╭─ PROVIDED DATA

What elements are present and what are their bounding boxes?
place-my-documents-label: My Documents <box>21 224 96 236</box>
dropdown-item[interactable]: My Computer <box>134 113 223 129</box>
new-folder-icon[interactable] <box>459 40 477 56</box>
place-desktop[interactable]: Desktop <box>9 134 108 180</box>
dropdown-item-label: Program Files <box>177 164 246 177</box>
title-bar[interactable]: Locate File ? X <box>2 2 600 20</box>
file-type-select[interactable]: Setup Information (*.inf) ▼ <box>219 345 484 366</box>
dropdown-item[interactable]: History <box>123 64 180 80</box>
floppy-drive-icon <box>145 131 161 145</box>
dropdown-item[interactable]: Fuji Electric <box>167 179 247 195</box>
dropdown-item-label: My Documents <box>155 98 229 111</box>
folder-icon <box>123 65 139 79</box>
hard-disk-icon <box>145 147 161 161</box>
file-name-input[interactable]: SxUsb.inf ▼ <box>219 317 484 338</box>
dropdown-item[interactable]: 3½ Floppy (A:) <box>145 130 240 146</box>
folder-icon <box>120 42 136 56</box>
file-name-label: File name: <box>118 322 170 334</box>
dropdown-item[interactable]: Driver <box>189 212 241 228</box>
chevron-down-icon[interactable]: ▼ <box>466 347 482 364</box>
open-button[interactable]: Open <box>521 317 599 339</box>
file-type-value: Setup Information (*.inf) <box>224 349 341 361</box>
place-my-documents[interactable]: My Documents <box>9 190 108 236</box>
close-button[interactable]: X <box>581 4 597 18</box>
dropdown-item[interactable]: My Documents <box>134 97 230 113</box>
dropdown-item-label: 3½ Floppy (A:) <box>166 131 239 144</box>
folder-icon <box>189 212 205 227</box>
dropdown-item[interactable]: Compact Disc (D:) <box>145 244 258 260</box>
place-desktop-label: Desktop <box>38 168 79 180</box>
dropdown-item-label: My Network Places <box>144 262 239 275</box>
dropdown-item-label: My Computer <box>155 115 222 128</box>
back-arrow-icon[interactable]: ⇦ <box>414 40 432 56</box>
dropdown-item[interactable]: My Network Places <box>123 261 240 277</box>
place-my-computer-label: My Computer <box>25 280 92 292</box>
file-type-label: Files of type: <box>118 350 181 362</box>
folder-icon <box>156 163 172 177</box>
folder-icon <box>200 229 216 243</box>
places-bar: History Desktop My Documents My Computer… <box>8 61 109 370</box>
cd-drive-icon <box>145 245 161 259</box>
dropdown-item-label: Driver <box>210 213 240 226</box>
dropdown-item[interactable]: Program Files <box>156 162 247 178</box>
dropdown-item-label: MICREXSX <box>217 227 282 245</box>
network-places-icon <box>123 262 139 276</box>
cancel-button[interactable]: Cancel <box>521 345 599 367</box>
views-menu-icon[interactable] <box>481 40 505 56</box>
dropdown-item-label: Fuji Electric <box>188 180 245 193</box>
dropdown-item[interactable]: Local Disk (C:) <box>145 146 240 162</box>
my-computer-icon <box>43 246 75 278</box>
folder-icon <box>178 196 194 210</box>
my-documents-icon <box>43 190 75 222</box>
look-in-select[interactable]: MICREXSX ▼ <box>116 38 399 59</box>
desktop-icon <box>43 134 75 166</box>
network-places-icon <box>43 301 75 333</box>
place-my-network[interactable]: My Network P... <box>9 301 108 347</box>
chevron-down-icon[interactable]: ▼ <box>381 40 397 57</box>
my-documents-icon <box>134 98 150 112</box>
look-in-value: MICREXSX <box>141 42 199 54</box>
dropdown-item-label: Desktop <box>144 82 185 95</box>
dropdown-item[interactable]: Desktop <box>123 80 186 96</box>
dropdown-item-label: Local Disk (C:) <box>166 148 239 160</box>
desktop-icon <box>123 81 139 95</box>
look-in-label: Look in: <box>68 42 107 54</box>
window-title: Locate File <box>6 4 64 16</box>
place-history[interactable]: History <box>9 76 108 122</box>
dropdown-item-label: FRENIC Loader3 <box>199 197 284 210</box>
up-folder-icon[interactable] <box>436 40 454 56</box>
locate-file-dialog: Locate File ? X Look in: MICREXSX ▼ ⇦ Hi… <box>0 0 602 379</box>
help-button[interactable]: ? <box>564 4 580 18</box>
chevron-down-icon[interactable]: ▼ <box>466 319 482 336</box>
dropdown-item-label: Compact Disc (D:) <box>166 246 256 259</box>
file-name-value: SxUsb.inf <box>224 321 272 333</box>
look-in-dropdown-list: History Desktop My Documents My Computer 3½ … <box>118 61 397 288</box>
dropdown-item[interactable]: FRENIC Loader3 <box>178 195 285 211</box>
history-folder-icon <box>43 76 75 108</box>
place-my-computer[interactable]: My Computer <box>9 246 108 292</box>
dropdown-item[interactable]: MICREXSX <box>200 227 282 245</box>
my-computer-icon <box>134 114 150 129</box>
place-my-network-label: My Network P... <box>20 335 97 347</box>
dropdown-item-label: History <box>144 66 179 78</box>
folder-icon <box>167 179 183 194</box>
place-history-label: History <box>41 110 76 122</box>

╰─

### WHAT NEEDS TO BE DONE
Can you reproduce all of the items above, line for line, without changing a single character?

### RESULT OF THIS EXERCISE
What elements are present and what are their bounding boxes?
place-my-documents-label: My Documents <box>21 224 96 236</box>
dropdown-item[interactable]: My Computer <box>134 113 223 129</box>
new-folder-icon[interactable] <box>459 40 477 56</box>
place-desktop[interactable]: Desktop <box>9 134 108 180</box>
dropdown-item-label: Program Files <box>177 164 246 177</box>
title-bar[interactable]: Locate File ? X <box>2 2 600 20</box>
file-type-select[interactable]: Setup Information (*.inf) ▼ <box>219 345 484 366</box>
dropdown-item[interactable]: History <box>123 64 180 80</box>
floppy-drive-icon <box>145 131 161 145</box>
dropdown-item[interactable]: Fuji Electric <box>167 179 247 195</box>
dropdown-item-label: My Documents <box>155 98 229 111</box>
folder-icon <box>123 65 139 79</box>
hard-disk-icon <box>145 147 161 161</box>
file-name-input[interactable]: SxUsb.inf ▼ <box>219 317 484 338</box>
dropdown-item[interactable]: 3½ Floppy (A:) <box>145 130 240 146</box>
folder-icon <box>120 42 136 56</box>
file-name-label: File name: <box>118 322 170 334</box>
dropdown-item[interactable]: Driver <box>189 212 241 228</box>
chevron-down-icon[interactable]: ▼ <box>466 347 482 364</box>
open-button[interactable]: Open <box>521 317 599 339</box>
file-type-value: Setup Information (*.inf) <box>224 349 341 361</box>
place-my-documents[interactable]: My Documents <box>9 190 108 236</box>
close-button[interactable]: X <box>581 4 597 18</box>
dropdown-item[interactable]: My Documents <box>134 97 230 113</box>
dropdown-item-label: 3½ Floppy (A:) <box>166 131 239 144</box>
folder-icon <box>189 212 205 227</box>
dropdown-item[interactable]: Compact Disc (D:) <box>145 244 258 260</box>
place-desktop-label: Desktop <box>38 168 79 180</box>
dropdown-item-label: My Network Places <box>144 262 239 275</box>
dropdown-item-label: My Computer <box>155 115 222 128</box>
back-arrow-icon[interactable]: ⇦ <box>414 40 432 56</box>
dropdown-item[interactable]: My Network Places <box>123 261 240 277</box>
place-my-computer-label: My Computer <box>25 280 92 292</box>
file-type-label: Files of type: <box>118 350 181 362</box>
folder-icon <box>156 163 172 177</box>
folder-icon <box>200 229 216 243</box>
places-bar: History Desktop My Documents My Computer… <box>8 61 109 370</box>
cd-drive-icon <box>145 245 161 259</box>
dropdown-item-label: Driver <box>210 213 240 226</box>
dropdown-item[interactable]: Program Files <box>156 162 247 178</box>
dropdown-item-label: MICREXSX <box>217 227 282 245</box>
network-places-icon <box>123 262 139 276</box>
cancel-button[interactable]: Cancel <box>521 345 599 367</box>
views-menu-icon[interactable] <box>481 40 505 56</box>
dropdown-item-label: Fuji Electric <box>188 180 245 193</box>
dropdown-item[interactable]: Local Disk (C:) <box>145 146 240 162</box>
my-computer-icon <box>43 246 75 278</box>
folder-icon <box>178 196 194 210</box>
my-documents-icon <box>43 190 75 222</box>
look-in-select[interactable]: MICREXSX ▼ <box>116 38 399 59</box>
desktop-icon <box>43 134 75 166</box>
network-places-icon <box>43 301 75 333</box>
place-my-network[interactable]: My Network P... <box>9 301 108 347</box>
chevron-down-icon[interactable]: ▼ <box>381 40 397 57</box>
my-documents-icon <box>134 98 150 112</box>
look-in-value: MICREXSX <box>141 42 199 54</box>
dropdown-item-label: Desktop <box>144 82 185 95</box>
dropdown-item[interactable]: Desktop <box>123 80 186 96</box>
dropdown-item-label: Local Disk (C:) <box>166 148 239 160</box>
desktop-icon <box>123 81 139 95</box>
look-in-label: Look in: <box>68 42 107 54</box>
window-title: Locate File <box>6 4 64 16</box>
place-history[interactable]: History <box>9 76 108 122</box>
dropdown-item-label: FRENIC Loader3 <box>199 197 284 210</box>
up-folder-icon[interactable] <box>436 40 454 56</box>
locate-file-dialog: Locate File ? X Look in: MICREXSX ▼ ⇦ Hi… <box>0 0 602 379</box>
help-button[interactable]: ? <box>564 4 580 18</box>
chevron-down-icon[interactable]: ▼ <box>466 319 482 336</box>
dropdown-item-label: Compact Disc (D:) <box>166 246 256 259</box>
file-name-value: SxUsb.inf <box>224 321 272 333</box>
look-in-dropdown-list: History Desktop My Documents My Computer 3½ … <box>118 61 397 288</box>
dropdown-item[interactable]: FRENIC Loader3 <box>178 195 285 211</box>
history-folder-icon <box>43 76 75 108</box>
place-my-computer[interactable]: My Computer <box>9 246 108 292</box>
dropdown-item[interactable]: MICREXSX <box>200 227 282 245</box>
my-computer-icon <box>134 114 150 129</box>
place-my-network-label: My Network P... <box>20 335 97 347</box>
dropdown-item-label: History <box>144 66 179 78</box>
folder-icon <box>167 179 183 194</box>
place-history-label: History <box>41 110 76 122</box>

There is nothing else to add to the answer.